# INPUT FOR THIS TASK:
---

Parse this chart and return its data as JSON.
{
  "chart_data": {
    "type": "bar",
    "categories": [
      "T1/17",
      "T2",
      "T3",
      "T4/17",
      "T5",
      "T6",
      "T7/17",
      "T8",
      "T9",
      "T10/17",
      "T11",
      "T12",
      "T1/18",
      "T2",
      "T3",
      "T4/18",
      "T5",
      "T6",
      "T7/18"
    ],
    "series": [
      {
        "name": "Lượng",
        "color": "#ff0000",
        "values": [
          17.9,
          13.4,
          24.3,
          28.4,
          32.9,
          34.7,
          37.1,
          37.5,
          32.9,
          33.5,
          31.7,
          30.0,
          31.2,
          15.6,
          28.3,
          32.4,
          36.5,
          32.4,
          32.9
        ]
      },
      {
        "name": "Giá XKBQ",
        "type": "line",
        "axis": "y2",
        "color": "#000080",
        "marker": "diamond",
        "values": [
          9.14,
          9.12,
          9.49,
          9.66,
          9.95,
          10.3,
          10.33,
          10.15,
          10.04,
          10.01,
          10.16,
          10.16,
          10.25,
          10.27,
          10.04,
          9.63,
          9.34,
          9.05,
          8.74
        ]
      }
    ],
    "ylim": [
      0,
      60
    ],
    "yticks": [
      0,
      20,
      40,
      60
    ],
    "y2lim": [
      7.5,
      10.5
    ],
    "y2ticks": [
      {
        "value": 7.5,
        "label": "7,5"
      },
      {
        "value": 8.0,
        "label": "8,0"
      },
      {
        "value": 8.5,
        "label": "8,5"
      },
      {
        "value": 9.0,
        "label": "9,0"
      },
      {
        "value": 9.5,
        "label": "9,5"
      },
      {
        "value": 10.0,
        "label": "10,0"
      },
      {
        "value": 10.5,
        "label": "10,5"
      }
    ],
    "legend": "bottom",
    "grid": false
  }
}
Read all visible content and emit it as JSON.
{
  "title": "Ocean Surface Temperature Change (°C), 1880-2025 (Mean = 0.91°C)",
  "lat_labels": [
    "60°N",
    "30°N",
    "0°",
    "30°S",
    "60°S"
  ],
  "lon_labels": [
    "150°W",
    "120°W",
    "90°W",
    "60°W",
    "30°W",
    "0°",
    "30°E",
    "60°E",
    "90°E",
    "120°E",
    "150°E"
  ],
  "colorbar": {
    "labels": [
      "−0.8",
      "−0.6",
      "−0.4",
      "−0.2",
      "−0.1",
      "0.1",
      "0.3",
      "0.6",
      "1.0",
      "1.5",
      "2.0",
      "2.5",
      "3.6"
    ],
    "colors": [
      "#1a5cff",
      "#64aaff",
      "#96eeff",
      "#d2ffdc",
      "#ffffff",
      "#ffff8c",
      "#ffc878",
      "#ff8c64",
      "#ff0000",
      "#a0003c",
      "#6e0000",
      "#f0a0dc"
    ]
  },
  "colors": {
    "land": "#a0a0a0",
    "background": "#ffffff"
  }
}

---

# WHAT IS NEEDED:
Take every line that includes the string "JSON" and copy it.

# EXERCISE RESPONSE:
Parse this chart and return its data as JSON.
Read all visible content and emit it as JSON.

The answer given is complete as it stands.